Report all lines from the entries below in which "true" appears.

### Data to process

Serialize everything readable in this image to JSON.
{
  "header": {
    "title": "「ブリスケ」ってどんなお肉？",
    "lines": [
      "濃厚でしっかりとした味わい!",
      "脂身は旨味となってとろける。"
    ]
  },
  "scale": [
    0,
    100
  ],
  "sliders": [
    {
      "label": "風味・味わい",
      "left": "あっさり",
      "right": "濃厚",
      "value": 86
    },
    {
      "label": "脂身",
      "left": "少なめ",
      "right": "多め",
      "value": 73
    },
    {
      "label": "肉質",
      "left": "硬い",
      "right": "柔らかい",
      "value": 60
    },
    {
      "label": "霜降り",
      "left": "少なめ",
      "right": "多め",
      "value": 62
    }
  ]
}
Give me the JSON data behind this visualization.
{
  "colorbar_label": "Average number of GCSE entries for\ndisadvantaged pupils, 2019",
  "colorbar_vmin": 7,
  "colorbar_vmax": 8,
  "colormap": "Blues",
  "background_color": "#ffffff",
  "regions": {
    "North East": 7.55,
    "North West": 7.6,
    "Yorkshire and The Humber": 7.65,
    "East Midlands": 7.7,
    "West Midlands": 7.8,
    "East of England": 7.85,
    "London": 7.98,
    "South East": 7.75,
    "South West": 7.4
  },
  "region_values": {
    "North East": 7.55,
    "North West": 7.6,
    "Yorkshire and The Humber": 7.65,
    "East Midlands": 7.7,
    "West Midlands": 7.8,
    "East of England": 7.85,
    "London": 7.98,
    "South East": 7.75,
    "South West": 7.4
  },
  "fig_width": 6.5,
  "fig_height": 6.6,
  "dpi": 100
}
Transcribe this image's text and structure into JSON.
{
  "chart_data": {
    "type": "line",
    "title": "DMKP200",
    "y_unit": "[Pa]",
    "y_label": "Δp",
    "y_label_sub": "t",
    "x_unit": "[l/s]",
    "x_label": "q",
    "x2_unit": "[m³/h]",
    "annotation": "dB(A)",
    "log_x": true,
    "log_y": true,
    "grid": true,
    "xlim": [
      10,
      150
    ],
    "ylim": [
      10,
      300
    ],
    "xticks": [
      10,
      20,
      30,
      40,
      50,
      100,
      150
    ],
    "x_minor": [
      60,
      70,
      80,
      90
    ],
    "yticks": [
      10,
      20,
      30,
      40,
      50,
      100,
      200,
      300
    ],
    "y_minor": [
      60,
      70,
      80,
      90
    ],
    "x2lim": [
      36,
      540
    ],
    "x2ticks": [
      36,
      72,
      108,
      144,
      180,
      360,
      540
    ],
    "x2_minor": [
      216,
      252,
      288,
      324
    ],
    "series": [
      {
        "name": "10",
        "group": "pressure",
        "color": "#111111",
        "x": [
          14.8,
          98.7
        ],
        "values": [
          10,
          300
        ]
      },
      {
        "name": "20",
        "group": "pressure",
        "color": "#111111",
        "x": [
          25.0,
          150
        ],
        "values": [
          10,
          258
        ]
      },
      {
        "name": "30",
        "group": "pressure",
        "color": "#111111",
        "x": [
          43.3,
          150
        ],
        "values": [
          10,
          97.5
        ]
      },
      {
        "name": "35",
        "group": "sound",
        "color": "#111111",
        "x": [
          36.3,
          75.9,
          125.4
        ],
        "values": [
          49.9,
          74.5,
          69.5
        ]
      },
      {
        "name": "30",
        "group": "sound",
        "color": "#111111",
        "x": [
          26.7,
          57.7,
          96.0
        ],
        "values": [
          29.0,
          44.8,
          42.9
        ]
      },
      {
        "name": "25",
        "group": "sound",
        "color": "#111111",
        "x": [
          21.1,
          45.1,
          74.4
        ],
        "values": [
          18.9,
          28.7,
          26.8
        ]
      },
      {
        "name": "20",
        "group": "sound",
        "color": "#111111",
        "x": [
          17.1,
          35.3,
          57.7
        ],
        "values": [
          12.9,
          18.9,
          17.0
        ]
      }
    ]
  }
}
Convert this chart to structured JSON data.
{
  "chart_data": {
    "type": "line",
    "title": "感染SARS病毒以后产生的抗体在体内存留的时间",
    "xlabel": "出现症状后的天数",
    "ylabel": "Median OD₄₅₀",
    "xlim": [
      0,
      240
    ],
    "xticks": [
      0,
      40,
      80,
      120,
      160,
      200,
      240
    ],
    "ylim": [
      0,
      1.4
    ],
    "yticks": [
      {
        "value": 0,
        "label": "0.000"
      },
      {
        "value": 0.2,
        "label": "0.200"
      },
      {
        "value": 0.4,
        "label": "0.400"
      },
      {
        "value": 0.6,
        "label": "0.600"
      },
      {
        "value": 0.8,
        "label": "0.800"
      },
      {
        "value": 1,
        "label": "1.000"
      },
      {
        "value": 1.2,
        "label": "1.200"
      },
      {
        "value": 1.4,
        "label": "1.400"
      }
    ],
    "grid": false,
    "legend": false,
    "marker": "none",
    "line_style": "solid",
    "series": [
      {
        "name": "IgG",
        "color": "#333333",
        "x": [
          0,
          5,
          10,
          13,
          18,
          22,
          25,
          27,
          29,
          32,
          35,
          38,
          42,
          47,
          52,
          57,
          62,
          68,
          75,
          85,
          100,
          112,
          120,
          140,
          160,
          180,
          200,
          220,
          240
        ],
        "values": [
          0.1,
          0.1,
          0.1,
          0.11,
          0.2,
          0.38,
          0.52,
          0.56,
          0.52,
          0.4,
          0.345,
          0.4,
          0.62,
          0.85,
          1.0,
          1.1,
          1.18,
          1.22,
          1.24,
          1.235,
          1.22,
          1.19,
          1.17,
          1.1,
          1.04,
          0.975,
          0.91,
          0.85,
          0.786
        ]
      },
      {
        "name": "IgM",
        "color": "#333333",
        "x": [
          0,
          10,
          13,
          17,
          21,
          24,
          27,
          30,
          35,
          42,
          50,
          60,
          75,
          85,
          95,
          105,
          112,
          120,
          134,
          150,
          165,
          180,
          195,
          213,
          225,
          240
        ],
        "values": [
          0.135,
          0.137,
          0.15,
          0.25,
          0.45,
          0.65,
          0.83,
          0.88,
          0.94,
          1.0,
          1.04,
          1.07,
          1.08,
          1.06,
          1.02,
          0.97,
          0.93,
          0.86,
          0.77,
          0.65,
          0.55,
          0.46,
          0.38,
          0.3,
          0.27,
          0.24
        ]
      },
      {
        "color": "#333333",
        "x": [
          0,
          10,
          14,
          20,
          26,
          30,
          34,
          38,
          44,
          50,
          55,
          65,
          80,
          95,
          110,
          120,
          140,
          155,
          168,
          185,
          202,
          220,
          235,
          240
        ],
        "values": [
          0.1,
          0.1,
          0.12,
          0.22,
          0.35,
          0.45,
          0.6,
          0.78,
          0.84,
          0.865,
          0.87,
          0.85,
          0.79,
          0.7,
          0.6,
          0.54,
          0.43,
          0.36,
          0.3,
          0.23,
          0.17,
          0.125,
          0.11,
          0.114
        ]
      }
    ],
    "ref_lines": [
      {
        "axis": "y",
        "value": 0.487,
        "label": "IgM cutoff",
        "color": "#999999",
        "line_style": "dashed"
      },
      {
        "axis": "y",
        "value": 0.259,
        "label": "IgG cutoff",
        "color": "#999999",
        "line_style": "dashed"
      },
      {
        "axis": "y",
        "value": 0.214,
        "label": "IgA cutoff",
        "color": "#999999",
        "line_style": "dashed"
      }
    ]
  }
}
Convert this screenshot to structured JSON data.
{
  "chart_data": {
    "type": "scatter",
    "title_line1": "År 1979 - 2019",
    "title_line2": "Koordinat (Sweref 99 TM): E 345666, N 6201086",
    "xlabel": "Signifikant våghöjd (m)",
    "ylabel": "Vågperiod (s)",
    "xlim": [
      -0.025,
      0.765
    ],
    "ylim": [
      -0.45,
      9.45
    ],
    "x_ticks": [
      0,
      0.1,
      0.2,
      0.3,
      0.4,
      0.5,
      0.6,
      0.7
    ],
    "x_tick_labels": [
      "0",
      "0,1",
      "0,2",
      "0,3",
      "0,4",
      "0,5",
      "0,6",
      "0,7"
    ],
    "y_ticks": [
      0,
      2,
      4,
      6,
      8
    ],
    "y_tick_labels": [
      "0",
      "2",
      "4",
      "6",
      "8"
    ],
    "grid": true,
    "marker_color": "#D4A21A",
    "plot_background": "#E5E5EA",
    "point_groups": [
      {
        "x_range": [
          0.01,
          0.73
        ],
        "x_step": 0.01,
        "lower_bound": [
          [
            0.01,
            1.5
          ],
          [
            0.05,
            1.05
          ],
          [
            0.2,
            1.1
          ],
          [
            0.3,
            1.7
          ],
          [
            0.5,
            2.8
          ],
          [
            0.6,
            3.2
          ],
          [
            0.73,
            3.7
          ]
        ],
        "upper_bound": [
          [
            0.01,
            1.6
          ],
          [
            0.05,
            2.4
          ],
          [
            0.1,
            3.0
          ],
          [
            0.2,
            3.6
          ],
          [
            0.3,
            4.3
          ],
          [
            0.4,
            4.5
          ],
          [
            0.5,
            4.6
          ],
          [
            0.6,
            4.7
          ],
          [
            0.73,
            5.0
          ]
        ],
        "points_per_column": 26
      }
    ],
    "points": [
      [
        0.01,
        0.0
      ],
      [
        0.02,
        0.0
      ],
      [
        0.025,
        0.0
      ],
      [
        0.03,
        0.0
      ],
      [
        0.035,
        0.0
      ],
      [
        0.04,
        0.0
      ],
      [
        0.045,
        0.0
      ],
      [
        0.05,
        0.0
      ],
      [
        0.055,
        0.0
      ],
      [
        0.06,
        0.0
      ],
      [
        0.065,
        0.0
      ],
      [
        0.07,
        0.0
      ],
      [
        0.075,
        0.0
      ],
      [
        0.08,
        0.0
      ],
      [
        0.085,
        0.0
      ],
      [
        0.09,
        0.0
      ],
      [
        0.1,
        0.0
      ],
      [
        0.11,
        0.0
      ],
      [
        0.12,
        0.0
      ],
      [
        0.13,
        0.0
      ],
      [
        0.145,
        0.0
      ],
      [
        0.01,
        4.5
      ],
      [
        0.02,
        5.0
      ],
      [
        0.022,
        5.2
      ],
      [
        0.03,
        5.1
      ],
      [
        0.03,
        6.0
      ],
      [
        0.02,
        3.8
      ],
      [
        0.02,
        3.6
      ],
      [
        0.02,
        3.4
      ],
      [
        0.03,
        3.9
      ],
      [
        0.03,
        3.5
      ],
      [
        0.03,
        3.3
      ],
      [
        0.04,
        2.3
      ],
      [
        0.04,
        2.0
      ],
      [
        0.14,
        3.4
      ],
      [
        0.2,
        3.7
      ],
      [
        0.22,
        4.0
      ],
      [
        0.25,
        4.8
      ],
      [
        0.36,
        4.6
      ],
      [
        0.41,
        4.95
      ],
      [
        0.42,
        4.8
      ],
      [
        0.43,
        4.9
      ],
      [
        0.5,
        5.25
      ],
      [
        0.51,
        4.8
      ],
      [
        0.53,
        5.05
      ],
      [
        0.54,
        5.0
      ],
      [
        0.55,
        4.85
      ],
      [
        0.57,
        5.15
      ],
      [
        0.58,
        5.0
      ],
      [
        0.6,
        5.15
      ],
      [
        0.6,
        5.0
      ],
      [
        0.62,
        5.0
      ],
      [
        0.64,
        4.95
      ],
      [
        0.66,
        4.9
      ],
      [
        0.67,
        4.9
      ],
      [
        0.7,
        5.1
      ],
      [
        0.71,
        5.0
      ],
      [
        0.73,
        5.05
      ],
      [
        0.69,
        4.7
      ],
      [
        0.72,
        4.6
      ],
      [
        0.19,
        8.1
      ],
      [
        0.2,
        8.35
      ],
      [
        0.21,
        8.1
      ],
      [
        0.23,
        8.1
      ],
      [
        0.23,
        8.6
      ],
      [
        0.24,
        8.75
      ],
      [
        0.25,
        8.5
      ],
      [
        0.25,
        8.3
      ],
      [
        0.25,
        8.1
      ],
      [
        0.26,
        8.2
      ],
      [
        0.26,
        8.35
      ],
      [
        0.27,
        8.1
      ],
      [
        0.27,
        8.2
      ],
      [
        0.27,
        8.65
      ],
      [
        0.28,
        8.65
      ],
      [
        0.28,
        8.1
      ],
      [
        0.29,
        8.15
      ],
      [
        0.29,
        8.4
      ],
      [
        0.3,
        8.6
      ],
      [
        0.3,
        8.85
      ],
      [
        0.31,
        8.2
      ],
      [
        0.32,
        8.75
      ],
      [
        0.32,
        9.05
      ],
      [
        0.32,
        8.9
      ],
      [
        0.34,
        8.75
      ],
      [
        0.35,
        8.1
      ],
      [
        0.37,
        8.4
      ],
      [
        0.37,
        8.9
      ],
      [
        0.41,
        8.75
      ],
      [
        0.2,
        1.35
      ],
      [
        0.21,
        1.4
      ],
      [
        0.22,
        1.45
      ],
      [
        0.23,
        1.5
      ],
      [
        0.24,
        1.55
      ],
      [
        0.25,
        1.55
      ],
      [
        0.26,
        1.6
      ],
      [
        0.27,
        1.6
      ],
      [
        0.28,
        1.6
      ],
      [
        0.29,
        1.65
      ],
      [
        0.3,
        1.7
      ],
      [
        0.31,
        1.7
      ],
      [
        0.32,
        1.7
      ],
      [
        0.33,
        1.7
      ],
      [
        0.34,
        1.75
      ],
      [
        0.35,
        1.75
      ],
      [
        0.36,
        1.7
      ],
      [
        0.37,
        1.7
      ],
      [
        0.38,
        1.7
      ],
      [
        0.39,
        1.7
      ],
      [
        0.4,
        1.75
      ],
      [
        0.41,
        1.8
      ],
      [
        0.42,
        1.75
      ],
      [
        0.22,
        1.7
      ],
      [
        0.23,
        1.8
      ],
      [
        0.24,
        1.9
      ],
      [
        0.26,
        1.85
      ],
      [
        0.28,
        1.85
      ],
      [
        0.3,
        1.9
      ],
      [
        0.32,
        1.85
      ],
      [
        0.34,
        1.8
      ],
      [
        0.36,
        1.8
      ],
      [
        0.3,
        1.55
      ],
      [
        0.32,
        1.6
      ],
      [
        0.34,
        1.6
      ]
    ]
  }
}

######

Right answer:
    "log_x": true,
    "log_y": true,
    "grid": true,
    "grid": true,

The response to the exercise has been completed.